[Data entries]
## start

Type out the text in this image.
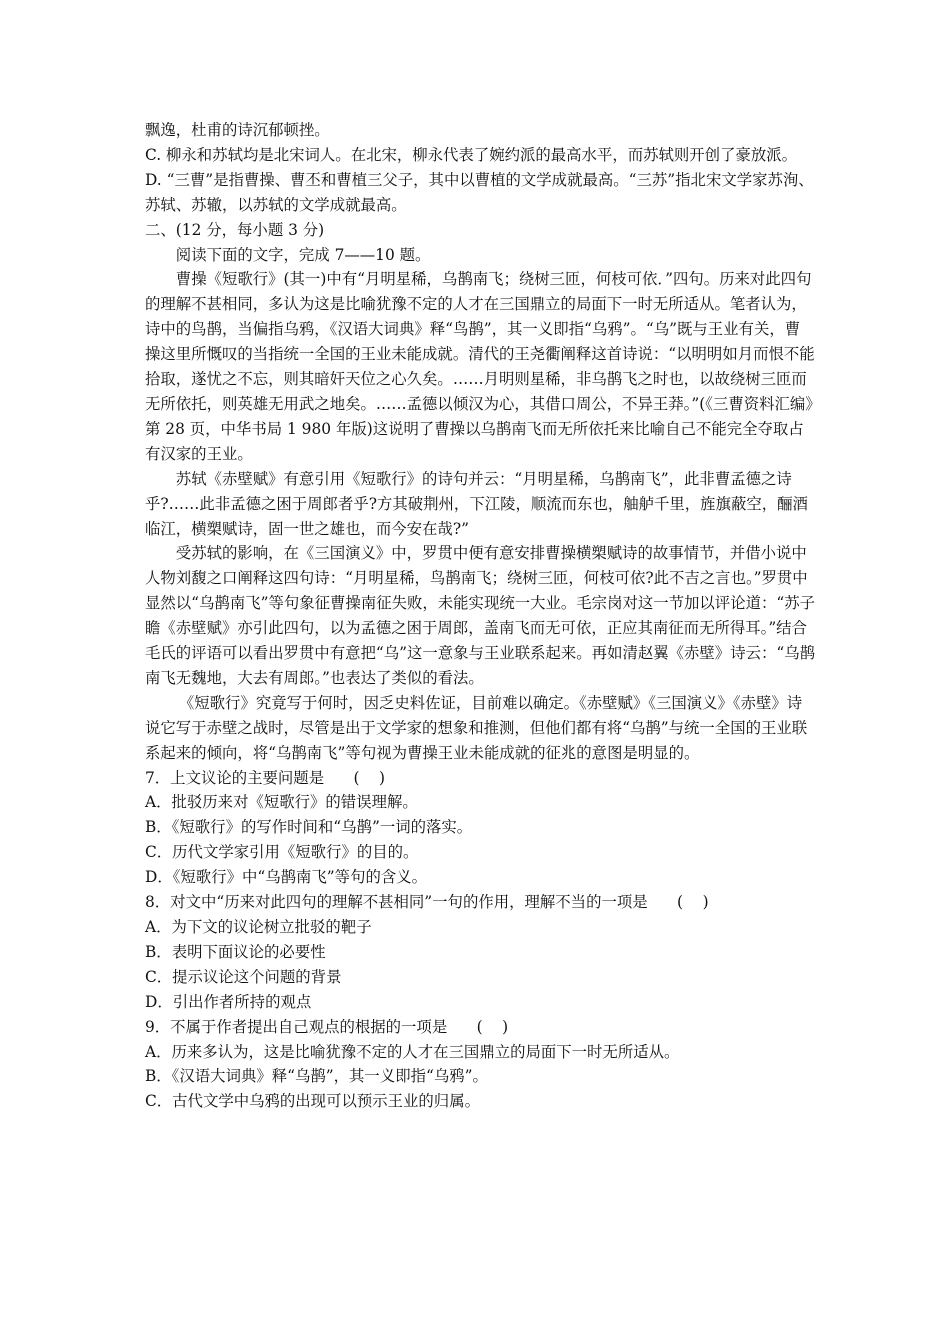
飘逸，杜甫的诗沉郁顿挫。

C. 柳永和苏轼均是北宋词人。在北宋，柳永代表了婉约派的最高水平，而苏轼则开创了豪放派。

D. “三曹”是指曹操、曹丕和曹植三父子，其中以曹植的文学成就最高。“三苏”指北宋文学家苏洵、苏轼、苏辙，以苏轼的文学成就最高。

二、(12 分，每小题 3 分)

阅读下面的文字，完成 7——10 题。

曹操《短歌行》(其一)中有“月明星稀，乌鹊南飞；绕树三匝，何枝可依．”四句。历来对此四句的理解不甚相同，多认为这是比喻犹豫不定的人才在三国鼎立的局面下一时无所适从。笔者认为，诗中的鸟鹊，当偏指乌鸦，《汉语大词典》释“鸟鹊”，其一义即指“乌鸦”。“乌”既与王业有关，曹操这里所慨叹的当指统一全国的王业未能成就。清代的王尧衢阐释这首诗说：“以明明如月而恨不能拾取，遂忧之不忘，则其暗奸天位之心久矣。……月明则星稀，非乌鹊飞之时也，以故绕树三匝而无所依托，则英雄无用武之地矣。……孟德以倾汉为心，其借口周公，不异王莽。”(《三曹资料汇编》第 28 页，中华书局 1 980 年版)这说明了曹操以乌鹊南飞而无所依托来比喻自己不能完全夺取占有汉家的王业。

苏轼《赤壁赋》有意引用《短歌行》的诗句并云：“月明星稀，乌鹊南飞”，此非曹孟德之诗乎?……此非孟德之困于周郎者乎?方其破荆州，下江陵，顺流而东也，舳舻千里，旌旗蔽空，酾酒临江，横槊赋诗，固一世之雄也，而今安在哉?”

受苏轼的影响，在《三国演义》中，罗贯中便有意安排曹操横槊赋诗的故事情节，并借小说中人物刘馥之口阐释这四句诗：“月明星稀，鸟鹊南飞；绕树三匝，何枝可依?此不吉之言也。”罗贯中显然以“乌鹊南飞”等句象征曹操南征失败，未能实现统一大业。毛宗岗对这一节加以评论道：“苏子瞻《赤壁赋》亦引此四句，以为孟德之困于周郎，盖南飞而无可依，正应其南征而无所得耳。”结合毛氏的评语可以看出罗贯中有意把“乌”这一意象与王业联系起来。再如清赵翼《赤壁》诗云：“乌鹊南飞无魏地，大去有周郎。”也表达了类似的看法。

《短歌行》究竟写于何时，因乏史料佐证，目前难以确定。《赤壁赋》《三国演义》《赤壁》诗说它写于赤壁之战时，尽管是出于文学家的想象和推测，但他们都有将“乌鹊”与统一全国的王业联系起来的倾向，将“乌鹊南飞”等句视为曹操王业未能成就的征兆的意图是明显的。

7．上文议论的主要问题是      (    )

A．批驳历来对《短歌行》的错误理解。

B．《短歌行》的写作时间和“乌鹊”一词的落实。

C．历代文学家引用《短歌行》的目的。

D．《短歌行》中“乌鹊南飞”等句的含义。

8．对文中“历来对此四句的理解不甚相同”一句的作用，理解不当的一项是      (    )

A．为下文的议论树立批驳的靶子

B．表明下面议论的必要性

C．提示议论这个问题的背景

D．引出作者所持的观点

9．不属于作者提出自己观点的根据的一项是      (    )

A．历来多认为，这是比喻犹豫不定的人才在三国鼎立的局面下一时无所适从。

B．《汉语大词典》释“乌鹊”，其一义即指“乌鸦”。

C．古代文学中乌鸦的出现可以预示王业的归属。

## end

[Brief] Omit the images and transcribe all of the records above word for word.

[Answer in full]
Type out the text in this image.
飘逸，杜甫的诗沉郁顿挫。

C. 柳永和苏轼均是北宋词人。在北宋，柳永代表了婉约派的最高水平，而苏轼则开创了豪放派。

D. “三曹”是指曹操、曹丕和曹植三父子，其中以曹植的文学成就最高。“三苏”指北宋文学家苏洵、苏轼、苏辙，以苏轼的文学成就最高。

二、(12 分，每小题 3 分)

阅读下面的文字，完成 7——10 题。

曹操《短歌行》(其一)中有“月明星稀，乌鹊南飞；绕树三匝，何枝可依．”四句。历来对此四句的理解不甚相同，多认为这是比喻犹豫不定的人才在三国鼎立的局面下一时无所适从。笔者认为，诗中的鸟鹊，当偏指乌鸦，《汉语大词典》释“鸟鹊”，其一义即指“乌鸦”。“乌”既与王业有关，曹操这里所慨叹的当指统一全国的王业未能成就。清代的王尧衢阐释这首诗说：“以明明如月而恨不能拾取，遂忧之不忘，则其暗奸天位之心久矣。……月明则星稀，非乌鹊飞之时也，以故绕树三匝而无所依托，则英雄无用武之地矣。……孟德以倾汉为心，其借口周公，不异王莽。”(《三曹资料汇编》第 28 页，中华书局 1 980 年版)这说明了曹操以乌鹊南飞而无所依托来比喻自己不能完全夺取占有汉家的王业。

苏轼《赤壁赋》有意引用《短歌行》的诗句并云：“月明星稀，乌鹊南飞”，此非曹孟德之诗乎?……此非孟德之困于周郎者乎?方其破荆州，下江陵，顺流而东也，舳舻千里，旌旗蔽空，酾酒临江，横槊赋诗，固一世之雄也，而今安在哉?”

受苏轼的影响，在《三国演义》中，罗贯中便有意安排曹操横槊赋诗的故事情节，并借小说中人物刘馥之口阐释这四句诗：“月明星稀，鸟鹊南飞；绕树三匝，何枝可依?此不吉之言也。”罗贯中显然以“乌鹊南飞”等句象征曹操南征失败，未能实现统一大业。毛宗岗对这一节加以评论道：“苏子瞻《赤壁赋》亦引此四句，以为孟德之困于周郎，盖南飞而无可依，正应其南征而无所得耳。”结合毛氏的评语可以看出罗贯中有意把“乌”这一意象与王业联系起来。再如清赵翼《赤壁》诗云：“乌鹊南飞无魏地，大去有周郎。”也表达了类似的看法。

《短歌行》究竟写于何时，因乏史料佐证，目前难以确定。《赤壁赋》《三国演义》《赤壁》诗说它写于赤壁之战时，尽管是出于文学家的想象和推测，但他们都有将“乌鹊”与统一全国的王业联系起来的倾向，将“乌鹊南飞”等句视为曹操王业未能成就的征兆的意图是明显的。

7．上文议论的主要问题是      (    )

A．批驳历来对《短歌行》的错误理解。

B．《短歌行》的写作时间和“乌鹊”一词的落实。

C．历代文学家引用《短歌行》的目的。

D．《短歌行》中“乌鹊南飞”等句的含义。

8．对文中“历来对此四句的理解不甚相同”一句的作用，理解不当的一项是      (    )

A．为下文的议论树立批驳的靶子

B．表明下面议论的必要性

C．提示议论这个问题的背景

D．引出作者所持的观点

9．不属于作者提出自己观点的根据的一项是      (    )

A．历来多认为，这是比喻犹豫不定的人才在三国鼎立的局面下一时无所适从。

B．《汉语大词典》释“乌鹊”，其一义即指“乌鸦”。

C．古代文学中乌鸦的出现可以预示王业的归属。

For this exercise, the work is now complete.